Records to process.
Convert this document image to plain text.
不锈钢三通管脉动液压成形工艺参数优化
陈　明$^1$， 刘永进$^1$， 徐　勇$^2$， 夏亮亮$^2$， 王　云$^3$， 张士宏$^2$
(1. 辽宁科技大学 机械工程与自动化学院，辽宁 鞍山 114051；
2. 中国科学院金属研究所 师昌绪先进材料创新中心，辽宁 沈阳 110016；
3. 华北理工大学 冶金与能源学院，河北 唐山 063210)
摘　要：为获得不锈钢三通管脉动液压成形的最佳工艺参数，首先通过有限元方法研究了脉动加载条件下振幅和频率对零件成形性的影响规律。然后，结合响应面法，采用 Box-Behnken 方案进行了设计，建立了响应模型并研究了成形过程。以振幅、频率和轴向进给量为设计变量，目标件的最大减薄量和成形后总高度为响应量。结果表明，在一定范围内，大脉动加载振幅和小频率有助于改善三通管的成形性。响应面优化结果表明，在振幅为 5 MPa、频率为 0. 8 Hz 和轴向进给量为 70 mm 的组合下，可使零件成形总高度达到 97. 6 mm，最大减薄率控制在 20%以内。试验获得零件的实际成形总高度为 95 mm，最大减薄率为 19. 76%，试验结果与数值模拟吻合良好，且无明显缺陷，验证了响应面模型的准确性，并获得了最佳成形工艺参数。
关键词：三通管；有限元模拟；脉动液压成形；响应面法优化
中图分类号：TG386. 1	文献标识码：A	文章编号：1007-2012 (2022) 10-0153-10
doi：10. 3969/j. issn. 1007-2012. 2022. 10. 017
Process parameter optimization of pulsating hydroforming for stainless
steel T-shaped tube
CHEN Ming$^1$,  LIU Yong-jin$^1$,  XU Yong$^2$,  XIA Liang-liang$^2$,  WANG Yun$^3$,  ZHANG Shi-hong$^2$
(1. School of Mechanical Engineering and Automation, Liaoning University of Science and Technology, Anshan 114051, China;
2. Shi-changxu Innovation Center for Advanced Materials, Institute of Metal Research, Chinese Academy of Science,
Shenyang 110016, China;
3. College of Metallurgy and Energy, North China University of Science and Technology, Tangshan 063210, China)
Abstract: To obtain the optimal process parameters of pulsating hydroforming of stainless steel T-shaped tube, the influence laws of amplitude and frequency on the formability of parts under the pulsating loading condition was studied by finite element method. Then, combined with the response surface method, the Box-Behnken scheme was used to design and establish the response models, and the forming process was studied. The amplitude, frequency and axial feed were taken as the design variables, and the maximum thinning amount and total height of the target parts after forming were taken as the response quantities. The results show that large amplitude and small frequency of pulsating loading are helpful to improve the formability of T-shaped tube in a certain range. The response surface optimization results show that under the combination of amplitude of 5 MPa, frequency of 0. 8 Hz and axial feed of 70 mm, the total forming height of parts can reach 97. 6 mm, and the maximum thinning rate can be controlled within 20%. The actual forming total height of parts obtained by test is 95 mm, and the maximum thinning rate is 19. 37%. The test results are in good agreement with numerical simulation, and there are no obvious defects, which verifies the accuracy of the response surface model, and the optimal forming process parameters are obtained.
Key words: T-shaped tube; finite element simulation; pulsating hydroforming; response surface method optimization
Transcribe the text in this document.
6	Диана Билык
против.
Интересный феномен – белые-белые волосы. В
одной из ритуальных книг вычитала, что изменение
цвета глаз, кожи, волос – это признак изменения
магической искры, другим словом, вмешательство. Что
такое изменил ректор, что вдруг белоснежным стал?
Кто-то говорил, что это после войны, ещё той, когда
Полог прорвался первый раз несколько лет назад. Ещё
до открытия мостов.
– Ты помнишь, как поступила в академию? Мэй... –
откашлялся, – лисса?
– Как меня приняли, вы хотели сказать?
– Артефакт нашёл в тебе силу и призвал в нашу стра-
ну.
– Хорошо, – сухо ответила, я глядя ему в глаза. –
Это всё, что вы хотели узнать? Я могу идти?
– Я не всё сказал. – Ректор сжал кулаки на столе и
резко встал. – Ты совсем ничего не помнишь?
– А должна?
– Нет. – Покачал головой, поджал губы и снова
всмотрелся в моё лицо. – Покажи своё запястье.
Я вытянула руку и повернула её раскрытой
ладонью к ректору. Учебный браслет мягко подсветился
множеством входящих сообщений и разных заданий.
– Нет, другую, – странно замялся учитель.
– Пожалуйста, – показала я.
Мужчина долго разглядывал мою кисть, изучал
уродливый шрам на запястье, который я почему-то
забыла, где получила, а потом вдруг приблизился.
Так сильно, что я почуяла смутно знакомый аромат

The exercise. Report only the number of lines in the records that include the word "tube".

Complete output. 3